Problem details: Filter the entries and keep only the lines where the string "grid" appears.

Items listed in a dataset:
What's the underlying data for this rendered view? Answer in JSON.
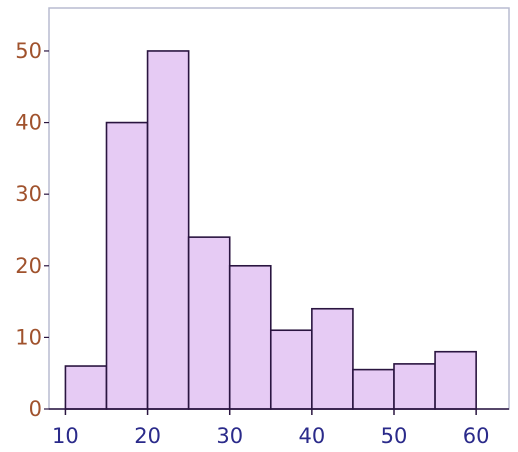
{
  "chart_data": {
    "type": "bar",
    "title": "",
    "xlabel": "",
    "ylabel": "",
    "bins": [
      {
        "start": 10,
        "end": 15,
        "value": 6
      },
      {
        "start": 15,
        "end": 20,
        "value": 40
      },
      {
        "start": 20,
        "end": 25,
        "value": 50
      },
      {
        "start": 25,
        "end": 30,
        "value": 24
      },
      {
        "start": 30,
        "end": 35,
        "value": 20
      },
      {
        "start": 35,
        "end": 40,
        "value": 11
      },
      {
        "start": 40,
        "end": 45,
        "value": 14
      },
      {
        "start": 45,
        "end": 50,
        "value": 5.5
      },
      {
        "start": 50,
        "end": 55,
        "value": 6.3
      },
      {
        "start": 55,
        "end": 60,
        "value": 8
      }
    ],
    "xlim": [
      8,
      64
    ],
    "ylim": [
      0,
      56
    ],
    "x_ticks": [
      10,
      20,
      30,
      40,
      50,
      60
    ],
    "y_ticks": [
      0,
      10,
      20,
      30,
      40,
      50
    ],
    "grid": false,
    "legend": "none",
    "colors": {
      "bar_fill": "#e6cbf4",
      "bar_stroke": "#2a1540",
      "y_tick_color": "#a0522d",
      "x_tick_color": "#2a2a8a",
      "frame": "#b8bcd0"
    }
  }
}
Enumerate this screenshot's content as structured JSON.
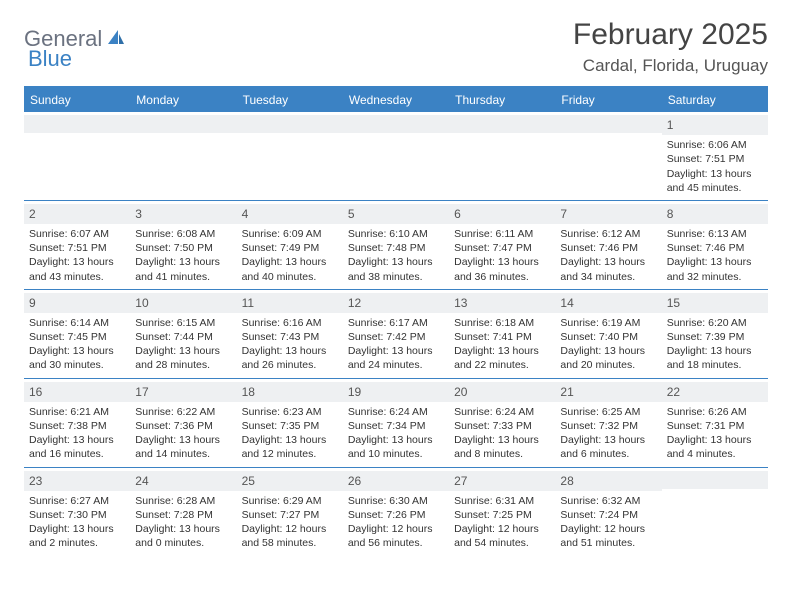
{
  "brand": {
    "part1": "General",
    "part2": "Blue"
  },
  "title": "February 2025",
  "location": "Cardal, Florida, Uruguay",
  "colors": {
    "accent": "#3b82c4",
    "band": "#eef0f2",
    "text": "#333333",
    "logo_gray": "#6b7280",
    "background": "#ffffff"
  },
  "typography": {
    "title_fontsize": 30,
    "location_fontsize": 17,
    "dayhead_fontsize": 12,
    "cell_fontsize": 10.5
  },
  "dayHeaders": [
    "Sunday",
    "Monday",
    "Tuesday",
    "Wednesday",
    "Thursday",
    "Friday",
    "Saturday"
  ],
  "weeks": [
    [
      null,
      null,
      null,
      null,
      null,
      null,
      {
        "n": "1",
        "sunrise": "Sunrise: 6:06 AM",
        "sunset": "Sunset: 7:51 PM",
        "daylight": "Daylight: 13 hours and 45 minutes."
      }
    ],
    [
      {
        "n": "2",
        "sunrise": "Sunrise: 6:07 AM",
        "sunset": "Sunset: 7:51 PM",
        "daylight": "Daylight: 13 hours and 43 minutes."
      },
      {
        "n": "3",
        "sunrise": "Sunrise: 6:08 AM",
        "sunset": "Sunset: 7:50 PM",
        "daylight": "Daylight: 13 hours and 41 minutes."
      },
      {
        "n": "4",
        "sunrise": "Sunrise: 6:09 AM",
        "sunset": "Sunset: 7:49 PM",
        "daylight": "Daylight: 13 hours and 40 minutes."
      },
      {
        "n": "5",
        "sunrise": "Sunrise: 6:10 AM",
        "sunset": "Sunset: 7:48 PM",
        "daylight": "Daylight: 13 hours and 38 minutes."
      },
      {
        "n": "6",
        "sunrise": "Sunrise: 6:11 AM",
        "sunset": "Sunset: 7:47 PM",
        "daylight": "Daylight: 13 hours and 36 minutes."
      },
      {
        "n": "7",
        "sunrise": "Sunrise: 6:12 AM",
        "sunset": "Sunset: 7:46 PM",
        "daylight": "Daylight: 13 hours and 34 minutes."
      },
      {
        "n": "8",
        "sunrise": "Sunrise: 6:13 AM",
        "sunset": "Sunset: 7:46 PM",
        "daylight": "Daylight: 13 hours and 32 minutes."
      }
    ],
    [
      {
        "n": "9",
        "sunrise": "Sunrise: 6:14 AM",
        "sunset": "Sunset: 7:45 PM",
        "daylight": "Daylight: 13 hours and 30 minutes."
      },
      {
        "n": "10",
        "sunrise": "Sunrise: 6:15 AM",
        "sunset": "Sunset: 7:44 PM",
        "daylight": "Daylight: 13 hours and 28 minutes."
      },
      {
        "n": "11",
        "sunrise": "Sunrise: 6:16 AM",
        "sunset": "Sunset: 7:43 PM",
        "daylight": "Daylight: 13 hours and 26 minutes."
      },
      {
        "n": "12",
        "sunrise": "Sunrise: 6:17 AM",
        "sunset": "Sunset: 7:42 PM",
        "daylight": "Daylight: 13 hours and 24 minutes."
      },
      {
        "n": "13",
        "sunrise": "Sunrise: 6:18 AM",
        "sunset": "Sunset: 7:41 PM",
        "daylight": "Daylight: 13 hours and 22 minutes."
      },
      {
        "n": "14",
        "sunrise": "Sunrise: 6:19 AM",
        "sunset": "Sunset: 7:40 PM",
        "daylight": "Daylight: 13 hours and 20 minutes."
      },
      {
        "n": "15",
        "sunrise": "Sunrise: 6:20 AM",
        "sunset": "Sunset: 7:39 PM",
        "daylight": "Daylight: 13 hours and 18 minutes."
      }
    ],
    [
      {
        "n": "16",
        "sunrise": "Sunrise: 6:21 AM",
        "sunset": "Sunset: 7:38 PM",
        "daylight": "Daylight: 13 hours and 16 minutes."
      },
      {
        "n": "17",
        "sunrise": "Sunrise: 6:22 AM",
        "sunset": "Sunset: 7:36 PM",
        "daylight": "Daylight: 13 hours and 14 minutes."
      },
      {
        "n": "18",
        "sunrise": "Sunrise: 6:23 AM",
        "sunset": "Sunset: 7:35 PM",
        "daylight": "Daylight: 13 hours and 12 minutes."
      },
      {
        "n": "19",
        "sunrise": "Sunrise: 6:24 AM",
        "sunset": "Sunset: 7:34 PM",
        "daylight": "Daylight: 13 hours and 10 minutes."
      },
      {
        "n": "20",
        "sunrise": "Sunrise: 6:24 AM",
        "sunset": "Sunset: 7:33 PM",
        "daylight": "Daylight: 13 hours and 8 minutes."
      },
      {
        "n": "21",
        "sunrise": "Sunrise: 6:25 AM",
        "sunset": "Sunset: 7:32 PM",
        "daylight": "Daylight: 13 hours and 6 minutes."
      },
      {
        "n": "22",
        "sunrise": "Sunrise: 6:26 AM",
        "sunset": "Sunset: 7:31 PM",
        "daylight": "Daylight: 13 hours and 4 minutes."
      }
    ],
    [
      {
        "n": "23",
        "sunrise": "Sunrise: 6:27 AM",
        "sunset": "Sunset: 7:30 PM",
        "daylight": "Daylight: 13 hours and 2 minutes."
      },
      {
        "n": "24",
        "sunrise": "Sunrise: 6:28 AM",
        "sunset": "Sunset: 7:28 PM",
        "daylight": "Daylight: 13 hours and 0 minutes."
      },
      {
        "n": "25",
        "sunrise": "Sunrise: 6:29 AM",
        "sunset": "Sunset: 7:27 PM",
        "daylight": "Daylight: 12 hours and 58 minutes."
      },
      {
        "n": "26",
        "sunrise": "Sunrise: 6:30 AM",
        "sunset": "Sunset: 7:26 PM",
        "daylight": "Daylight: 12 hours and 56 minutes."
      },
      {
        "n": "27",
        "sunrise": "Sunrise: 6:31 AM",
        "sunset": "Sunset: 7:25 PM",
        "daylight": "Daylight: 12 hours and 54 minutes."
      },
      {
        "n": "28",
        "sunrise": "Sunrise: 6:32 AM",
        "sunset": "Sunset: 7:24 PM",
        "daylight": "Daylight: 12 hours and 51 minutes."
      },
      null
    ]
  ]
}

* * *

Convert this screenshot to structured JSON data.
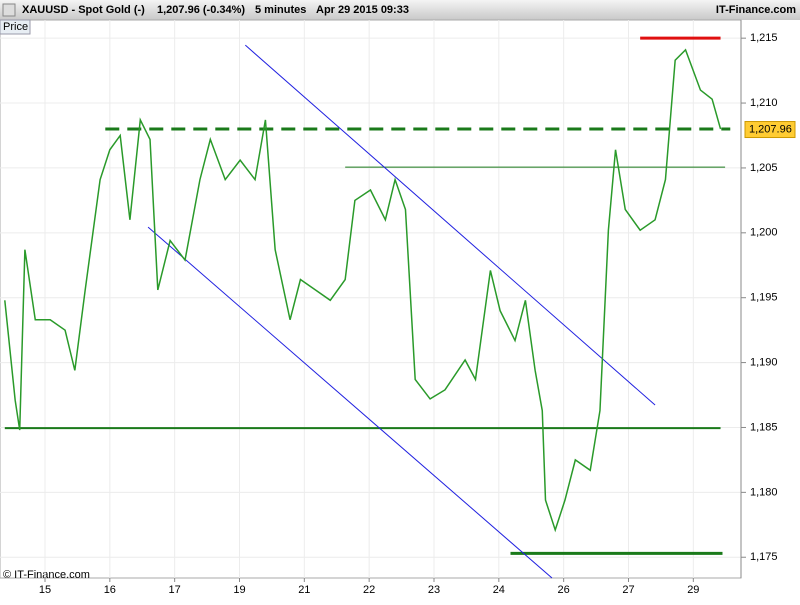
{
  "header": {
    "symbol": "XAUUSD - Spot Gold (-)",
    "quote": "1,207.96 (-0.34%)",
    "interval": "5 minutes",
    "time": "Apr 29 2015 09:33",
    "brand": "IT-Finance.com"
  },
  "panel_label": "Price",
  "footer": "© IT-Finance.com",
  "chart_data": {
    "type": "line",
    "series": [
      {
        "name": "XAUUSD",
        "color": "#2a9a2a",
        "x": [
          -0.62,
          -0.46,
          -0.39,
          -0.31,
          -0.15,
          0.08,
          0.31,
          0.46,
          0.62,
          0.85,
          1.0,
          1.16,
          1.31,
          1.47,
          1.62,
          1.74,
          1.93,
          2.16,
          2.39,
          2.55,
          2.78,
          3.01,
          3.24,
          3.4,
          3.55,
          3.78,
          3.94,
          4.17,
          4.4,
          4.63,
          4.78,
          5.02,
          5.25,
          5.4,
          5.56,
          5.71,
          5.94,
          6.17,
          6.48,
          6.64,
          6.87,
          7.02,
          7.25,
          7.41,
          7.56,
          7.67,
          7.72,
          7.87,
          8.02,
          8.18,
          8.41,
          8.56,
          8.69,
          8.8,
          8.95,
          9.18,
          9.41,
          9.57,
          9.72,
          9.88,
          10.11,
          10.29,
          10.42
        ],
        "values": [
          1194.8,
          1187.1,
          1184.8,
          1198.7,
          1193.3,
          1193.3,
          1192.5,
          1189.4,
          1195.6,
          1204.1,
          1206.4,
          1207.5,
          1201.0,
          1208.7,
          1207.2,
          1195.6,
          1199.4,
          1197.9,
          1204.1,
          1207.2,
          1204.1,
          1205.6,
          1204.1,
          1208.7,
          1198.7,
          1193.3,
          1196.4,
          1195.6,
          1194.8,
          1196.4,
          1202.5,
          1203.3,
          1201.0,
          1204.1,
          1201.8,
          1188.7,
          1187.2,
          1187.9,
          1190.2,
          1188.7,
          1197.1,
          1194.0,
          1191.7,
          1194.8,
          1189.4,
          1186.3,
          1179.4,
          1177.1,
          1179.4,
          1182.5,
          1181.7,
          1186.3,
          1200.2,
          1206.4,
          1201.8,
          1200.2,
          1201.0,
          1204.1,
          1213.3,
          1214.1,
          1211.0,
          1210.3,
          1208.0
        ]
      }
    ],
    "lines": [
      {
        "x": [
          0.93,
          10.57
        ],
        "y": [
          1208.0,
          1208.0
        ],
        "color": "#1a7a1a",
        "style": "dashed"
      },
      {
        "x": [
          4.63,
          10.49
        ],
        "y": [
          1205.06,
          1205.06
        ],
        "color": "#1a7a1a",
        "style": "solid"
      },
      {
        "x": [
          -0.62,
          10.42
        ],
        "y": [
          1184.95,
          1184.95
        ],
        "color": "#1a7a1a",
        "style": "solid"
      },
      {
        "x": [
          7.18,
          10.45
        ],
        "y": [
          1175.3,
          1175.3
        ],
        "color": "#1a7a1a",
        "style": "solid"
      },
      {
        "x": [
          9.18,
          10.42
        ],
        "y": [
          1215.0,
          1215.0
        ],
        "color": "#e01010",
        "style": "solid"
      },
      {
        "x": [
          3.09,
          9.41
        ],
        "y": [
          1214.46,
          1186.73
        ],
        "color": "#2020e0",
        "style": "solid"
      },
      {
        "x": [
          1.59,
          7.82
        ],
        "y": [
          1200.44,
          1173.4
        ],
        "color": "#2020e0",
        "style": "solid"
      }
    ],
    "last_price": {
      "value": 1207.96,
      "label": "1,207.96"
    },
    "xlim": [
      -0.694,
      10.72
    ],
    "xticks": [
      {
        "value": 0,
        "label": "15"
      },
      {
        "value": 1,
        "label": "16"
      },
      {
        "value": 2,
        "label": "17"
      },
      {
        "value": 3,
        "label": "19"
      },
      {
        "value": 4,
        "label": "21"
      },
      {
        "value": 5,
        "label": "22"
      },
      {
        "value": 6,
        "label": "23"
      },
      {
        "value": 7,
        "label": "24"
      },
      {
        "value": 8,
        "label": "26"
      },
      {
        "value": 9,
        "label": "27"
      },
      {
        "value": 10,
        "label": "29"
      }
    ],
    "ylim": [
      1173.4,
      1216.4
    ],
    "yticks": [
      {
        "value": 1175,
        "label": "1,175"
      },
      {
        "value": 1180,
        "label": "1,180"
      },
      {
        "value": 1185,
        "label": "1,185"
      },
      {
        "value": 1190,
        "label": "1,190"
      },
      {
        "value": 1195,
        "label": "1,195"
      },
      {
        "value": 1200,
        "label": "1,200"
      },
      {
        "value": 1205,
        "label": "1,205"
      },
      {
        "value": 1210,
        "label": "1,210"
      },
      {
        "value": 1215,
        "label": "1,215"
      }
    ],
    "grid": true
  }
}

--

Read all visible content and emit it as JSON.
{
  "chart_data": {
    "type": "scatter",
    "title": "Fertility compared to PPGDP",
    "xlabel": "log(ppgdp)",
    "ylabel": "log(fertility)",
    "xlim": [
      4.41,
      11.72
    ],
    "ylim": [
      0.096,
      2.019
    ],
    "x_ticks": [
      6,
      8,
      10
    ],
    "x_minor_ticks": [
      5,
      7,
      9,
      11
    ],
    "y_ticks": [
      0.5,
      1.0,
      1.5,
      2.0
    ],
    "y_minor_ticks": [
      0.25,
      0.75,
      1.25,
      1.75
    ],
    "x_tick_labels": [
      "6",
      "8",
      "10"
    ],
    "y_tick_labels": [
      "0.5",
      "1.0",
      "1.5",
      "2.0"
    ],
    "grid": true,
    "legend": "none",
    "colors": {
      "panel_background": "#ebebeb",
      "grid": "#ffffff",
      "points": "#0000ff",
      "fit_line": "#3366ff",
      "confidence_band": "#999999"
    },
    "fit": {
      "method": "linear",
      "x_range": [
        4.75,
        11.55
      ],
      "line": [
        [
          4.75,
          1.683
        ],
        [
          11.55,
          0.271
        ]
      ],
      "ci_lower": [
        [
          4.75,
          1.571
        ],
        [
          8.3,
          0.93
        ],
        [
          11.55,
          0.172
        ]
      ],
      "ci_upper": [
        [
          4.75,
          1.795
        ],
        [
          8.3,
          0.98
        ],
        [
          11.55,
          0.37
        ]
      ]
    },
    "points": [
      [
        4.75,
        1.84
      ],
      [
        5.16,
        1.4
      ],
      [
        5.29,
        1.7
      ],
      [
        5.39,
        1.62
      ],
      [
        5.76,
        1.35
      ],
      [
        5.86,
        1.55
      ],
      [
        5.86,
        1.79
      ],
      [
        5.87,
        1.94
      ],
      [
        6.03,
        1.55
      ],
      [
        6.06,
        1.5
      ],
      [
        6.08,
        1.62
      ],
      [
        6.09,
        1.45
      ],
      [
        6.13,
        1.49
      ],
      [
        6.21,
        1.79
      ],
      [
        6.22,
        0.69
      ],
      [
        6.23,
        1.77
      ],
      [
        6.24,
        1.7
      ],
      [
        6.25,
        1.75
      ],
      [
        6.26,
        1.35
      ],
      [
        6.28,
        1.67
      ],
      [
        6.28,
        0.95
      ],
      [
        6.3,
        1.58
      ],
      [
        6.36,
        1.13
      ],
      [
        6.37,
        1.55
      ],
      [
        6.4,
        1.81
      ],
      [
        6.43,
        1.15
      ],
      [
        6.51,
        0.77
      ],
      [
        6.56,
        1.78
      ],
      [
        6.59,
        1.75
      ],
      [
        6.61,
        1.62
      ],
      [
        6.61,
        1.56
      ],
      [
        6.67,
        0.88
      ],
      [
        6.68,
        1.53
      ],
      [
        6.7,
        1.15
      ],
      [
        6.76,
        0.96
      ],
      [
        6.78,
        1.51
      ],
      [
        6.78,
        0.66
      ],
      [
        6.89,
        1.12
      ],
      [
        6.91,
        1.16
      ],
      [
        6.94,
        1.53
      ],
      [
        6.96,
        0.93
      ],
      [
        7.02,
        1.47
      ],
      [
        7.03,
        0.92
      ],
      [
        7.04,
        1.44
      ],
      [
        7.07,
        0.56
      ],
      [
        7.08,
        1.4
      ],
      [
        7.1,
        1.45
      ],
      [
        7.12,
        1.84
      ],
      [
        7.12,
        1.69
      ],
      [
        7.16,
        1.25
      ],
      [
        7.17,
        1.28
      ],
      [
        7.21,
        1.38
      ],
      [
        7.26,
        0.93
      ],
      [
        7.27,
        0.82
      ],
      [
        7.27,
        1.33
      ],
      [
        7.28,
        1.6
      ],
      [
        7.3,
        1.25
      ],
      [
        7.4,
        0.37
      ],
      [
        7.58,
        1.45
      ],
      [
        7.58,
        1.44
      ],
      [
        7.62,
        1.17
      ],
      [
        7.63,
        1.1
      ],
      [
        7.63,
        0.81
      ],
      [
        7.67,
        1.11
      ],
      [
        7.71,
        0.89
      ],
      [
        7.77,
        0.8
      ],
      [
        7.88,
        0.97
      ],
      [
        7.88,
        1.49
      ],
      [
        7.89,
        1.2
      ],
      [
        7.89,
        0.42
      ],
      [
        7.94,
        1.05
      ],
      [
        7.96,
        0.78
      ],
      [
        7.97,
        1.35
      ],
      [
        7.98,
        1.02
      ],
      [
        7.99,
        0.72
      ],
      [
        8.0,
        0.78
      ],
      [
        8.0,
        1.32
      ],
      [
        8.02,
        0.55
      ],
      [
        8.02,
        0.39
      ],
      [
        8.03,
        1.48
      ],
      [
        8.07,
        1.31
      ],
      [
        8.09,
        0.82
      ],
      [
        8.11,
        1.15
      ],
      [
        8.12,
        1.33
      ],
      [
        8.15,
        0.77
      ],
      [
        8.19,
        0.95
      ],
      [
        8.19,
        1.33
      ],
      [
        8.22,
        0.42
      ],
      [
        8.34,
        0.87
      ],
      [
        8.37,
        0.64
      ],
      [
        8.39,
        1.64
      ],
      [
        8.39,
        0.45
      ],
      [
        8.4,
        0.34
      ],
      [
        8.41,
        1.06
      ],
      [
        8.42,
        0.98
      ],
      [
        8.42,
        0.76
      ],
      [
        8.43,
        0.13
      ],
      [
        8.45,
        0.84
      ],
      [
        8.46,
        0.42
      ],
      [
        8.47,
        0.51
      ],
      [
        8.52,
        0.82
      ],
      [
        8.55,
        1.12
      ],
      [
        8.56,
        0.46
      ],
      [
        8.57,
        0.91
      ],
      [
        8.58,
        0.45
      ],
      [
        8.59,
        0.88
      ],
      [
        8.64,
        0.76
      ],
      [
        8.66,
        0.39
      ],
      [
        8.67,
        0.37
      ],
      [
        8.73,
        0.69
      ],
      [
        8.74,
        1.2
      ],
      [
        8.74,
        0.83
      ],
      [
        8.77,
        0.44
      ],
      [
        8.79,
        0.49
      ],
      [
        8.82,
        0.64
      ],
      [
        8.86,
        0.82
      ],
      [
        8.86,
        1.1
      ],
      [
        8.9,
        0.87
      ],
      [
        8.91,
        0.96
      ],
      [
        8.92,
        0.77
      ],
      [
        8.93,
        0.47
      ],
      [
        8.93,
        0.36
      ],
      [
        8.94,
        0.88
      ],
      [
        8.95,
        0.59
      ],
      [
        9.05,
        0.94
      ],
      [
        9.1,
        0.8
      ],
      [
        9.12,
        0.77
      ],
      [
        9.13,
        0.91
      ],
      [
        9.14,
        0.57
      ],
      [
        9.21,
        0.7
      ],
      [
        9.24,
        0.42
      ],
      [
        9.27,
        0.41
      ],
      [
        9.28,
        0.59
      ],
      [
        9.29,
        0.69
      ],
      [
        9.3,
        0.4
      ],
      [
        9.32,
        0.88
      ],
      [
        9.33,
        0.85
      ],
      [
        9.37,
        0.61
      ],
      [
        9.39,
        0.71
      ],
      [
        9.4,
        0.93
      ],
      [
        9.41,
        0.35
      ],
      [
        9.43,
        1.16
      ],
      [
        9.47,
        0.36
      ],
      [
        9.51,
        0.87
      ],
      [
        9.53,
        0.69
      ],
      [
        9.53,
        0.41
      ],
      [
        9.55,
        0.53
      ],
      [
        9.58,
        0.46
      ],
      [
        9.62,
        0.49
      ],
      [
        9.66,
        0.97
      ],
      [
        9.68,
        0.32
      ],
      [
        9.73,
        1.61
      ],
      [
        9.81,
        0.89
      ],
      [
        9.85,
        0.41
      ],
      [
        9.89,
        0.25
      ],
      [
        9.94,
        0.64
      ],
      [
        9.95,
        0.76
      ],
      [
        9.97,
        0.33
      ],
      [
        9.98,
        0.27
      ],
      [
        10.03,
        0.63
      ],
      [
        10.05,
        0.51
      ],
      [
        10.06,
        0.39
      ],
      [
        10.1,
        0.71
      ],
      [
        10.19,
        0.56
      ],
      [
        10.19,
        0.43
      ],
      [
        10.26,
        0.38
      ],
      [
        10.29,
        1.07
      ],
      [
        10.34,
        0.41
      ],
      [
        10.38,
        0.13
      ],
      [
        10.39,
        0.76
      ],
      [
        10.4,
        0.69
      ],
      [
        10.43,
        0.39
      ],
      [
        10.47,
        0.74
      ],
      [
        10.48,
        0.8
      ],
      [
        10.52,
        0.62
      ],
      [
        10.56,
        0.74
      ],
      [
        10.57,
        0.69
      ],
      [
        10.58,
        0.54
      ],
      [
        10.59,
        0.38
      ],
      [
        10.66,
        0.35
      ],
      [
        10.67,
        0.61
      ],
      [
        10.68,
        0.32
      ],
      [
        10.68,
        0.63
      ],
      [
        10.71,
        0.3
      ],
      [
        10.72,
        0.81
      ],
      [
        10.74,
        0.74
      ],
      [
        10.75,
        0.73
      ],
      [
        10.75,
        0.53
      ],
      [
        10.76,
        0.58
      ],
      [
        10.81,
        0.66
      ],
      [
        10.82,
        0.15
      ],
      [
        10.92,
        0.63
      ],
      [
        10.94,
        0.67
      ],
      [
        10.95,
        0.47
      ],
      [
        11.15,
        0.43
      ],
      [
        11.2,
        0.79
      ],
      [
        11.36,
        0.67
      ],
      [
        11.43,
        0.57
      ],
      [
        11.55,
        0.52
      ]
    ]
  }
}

The result:
    "grid": false,
    "grid": true
    "grid": true,
      "grid": "#ffffff",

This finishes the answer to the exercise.